### Prompt
Continue the forum thread on bespoke shirt collars from its last post.
── Selected passage
Nope. They can make any shape collar you want. My collars are quite different to mafoofans, and as it should since we are built differently.


----------



## fritzl (Jun 5, 2006)

A two button collar makes a short neck shorter, but this is not a secret in the world of bespoke


----------



## T4phage (Nov 12, 2003)

fritzl said:


> A two button collar makes a short neck shorter, but this is not a secret in the world of bespoke


And fish shoes would make you look pimpy, but this is not a secret in the world of bespoke


----------



## fritzl (Jun 5, 2006)

T4phage said:


> And fish shoes would make you look pimpy, but this is not a secret in the world of bespoke


More than crocodile? :icon_smile_wink:


----------



## NU81 (Jan 29, 2008)

Looks like a beautiful shirt. I really like the colors. Are the nubs of thread along the yoke a signature of Anna's? Not sure I like those. At first glance they reminded of the threads used to sew a tag on the waistband of a pair of OTR pants that need to be removed before wearing.
────
── Records provided
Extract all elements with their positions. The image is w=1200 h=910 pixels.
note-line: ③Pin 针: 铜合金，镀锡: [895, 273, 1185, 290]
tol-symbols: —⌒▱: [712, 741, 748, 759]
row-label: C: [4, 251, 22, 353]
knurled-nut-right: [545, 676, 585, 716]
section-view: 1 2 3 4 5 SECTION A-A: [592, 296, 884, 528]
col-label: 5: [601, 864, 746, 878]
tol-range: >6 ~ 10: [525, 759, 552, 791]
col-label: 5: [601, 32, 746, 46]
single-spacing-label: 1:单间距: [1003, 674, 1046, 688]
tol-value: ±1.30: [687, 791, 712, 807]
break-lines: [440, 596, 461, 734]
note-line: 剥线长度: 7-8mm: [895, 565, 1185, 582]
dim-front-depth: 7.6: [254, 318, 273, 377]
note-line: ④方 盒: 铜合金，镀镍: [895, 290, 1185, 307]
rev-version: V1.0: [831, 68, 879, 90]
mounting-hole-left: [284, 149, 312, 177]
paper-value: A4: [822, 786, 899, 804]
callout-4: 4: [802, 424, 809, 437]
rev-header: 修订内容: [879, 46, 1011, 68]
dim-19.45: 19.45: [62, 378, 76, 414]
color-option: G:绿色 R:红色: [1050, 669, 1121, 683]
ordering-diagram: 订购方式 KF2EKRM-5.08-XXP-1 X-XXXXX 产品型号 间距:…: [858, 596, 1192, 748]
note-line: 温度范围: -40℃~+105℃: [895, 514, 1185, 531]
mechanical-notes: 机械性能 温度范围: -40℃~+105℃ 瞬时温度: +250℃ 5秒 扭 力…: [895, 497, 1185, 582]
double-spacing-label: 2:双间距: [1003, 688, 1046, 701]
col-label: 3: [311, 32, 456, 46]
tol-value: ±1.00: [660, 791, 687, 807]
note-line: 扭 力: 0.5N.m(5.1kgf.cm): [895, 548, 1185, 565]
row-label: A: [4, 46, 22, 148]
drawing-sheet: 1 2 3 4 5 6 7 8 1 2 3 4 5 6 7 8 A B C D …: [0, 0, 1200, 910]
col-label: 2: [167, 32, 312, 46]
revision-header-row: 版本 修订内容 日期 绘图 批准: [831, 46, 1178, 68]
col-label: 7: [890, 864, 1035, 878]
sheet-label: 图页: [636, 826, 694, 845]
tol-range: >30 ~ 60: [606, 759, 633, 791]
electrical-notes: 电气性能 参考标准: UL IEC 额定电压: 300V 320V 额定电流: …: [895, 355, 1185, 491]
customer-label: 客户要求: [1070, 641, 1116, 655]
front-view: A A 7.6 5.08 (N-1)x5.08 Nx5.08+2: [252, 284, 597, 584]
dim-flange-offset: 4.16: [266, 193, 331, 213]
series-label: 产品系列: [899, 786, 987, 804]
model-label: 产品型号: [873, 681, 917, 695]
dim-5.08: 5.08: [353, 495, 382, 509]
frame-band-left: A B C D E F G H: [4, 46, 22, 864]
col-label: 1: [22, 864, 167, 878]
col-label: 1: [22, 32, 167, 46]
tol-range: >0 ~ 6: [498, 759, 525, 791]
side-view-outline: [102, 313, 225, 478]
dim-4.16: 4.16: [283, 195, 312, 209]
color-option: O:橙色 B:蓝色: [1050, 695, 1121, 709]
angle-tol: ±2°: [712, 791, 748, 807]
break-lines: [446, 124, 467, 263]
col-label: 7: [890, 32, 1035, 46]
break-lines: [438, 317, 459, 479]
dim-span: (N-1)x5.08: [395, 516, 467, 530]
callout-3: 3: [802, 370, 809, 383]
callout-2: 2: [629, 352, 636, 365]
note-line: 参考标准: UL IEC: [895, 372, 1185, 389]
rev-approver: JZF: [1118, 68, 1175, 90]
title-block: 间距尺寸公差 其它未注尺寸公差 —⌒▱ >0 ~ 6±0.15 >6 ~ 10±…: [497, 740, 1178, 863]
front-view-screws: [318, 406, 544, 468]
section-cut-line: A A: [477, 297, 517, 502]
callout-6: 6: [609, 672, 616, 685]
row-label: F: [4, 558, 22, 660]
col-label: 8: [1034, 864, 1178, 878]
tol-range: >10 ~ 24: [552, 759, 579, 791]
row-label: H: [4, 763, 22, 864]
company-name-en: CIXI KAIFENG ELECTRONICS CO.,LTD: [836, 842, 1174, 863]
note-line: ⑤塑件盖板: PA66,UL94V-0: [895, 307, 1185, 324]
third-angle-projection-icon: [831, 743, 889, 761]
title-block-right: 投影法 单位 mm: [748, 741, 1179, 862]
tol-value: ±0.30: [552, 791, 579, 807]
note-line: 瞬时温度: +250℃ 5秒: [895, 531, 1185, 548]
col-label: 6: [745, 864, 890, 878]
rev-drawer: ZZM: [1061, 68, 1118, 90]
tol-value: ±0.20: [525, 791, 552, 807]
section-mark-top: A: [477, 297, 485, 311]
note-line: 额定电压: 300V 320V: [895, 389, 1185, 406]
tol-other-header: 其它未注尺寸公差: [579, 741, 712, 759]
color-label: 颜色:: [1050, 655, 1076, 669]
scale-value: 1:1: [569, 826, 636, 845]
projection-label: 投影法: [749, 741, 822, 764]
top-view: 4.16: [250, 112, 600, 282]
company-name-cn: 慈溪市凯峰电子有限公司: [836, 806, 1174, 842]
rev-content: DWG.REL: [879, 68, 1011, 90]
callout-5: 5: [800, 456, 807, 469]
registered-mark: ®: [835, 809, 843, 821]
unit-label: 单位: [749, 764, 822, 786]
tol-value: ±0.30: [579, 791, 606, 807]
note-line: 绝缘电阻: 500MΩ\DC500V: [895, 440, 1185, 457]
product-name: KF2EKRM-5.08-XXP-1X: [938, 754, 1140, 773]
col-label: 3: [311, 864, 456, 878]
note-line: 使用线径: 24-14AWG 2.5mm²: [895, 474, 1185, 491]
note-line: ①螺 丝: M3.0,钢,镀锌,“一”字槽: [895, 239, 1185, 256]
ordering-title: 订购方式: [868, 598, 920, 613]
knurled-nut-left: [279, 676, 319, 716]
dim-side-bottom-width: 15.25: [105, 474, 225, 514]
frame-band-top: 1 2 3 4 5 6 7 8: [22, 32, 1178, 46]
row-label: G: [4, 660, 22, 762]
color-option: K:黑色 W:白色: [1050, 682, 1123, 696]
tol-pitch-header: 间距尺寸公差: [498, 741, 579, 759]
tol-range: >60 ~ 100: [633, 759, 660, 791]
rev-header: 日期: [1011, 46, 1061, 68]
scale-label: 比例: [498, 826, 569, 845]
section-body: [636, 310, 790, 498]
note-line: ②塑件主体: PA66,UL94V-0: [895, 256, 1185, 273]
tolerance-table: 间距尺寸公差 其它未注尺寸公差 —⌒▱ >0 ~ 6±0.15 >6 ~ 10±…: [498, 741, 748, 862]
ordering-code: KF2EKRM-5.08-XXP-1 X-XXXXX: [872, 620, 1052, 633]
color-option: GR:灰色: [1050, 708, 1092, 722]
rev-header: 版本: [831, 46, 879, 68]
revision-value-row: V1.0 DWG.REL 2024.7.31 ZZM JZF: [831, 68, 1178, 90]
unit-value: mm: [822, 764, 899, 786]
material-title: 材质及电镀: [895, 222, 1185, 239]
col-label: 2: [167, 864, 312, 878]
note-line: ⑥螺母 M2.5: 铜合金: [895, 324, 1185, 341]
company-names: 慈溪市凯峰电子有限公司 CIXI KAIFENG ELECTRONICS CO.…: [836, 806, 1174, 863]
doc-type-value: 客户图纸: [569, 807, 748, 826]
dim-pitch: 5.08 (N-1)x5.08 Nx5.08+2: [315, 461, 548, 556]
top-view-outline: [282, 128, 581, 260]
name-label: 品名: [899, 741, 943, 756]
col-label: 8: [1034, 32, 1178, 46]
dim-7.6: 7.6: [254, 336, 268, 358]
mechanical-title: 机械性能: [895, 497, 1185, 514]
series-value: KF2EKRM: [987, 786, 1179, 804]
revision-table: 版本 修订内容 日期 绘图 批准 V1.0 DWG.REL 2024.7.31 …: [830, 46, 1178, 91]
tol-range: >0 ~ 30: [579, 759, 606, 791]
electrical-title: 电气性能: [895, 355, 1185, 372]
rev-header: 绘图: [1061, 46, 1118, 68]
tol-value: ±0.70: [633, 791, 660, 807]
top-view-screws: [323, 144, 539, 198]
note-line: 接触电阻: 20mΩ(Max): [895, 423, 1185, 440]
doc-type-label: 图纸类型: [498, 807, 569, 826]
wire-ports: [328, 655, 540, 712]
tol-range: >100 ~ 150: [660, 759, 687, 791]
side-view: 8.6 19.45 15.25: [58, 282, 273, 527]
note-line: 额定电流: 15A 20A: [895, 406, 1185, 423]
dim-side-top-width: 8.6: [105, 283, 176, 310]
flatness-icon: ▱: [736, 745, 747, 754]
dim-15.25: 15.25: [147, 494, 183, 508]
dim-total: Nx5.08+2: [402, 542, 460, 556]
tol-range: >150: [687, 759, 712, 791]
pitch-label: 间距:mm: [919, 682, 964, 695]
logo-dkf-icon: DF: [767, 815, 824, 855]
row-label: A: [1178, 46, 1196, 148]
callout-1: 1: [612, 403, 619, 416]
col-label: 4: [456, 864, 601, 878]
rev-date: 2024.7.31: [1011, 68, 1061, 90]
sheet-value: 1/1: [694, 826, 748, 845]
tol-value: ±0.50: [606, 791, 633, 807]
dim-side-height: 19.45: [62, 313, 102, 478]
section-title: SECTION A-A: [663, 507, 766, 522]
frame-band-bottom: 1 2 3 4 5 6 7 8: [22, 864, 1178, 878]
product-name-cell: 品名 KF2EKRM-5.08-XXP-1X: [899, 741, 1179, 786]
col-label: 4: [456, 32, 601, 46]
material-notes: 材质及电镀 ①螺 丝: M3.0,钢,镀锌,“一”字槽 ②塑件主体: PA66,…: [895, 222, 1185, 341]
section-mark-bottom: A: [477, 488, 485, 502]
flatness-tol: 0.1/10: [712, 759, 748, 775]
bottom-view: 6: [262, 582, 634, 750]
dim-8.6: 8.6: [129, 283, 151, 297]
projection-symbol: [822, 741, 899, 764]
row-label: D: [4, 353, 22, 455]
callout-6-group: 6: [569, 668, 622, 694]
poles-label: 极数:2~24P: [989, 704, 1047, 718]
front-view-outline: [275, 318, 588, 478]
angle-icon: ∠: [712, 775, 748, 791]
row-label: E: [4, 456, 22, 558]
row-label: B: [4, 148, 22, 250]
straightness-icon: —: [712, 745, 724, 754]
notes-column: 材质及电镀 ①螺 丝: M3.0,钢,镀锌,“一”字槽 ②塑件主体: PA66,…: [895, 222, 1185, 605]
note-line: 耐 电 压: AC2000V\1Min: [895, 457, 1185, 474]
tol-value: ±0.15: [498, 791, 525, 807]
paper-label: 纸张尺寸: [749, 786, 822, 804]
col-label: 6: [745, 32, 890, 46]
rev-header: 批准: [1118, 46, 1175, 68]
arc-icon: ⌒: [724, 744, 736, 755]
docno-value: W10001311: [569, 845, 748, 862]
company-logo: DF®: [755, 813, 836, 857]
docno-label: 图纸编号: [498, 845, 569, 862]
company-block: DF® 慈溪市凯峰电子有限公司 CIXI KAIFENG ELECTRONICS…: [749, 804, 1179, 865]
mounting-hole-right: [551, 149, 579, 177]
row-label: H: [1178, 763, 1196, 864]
────
### Task response
----------



## RJman (Nov 11, 2003)

Wouldn't you rather have that than pattern-matching? :devil:


----------



## speedster (Jan 13, 2008)

Beautyfull shirt. 
Only irk for me is the back is shirred ('grinze'), not so much with the shoulders.
But just a small detail on an otherwise perfect shirt.











andreyb said:


> Such collar looks good with a tie and coat on;
> less good with coat off; terrible without a tie. This is only IMHO, though.


I really like these collars with or out tie. 
But then again I like a nice Windsor or even a double Windsor ...

Thats the beauty of things, we are not all alike 

Speed


----------



## manton (Jul 26, 2003)

RJman said:


> Wouldn't you rather have that than pattern-matching? :devil:


It's not right that we should have to choose.


----------



## mafoofan (May 16, 2005)

fritzl said:


> A two button collar makes a short neck shorter, but this is not a secret in the world of bespoke


I don't know what to tell you; it looks right. It's worth keeping in mind that I have a big head and my neck is relatively wide. I trusted Anna to decide; after the first fitting, she saw that the collar should be higher.



RJman said:


> Wouldn't you rather have that than pattern-matching? :devil:


No!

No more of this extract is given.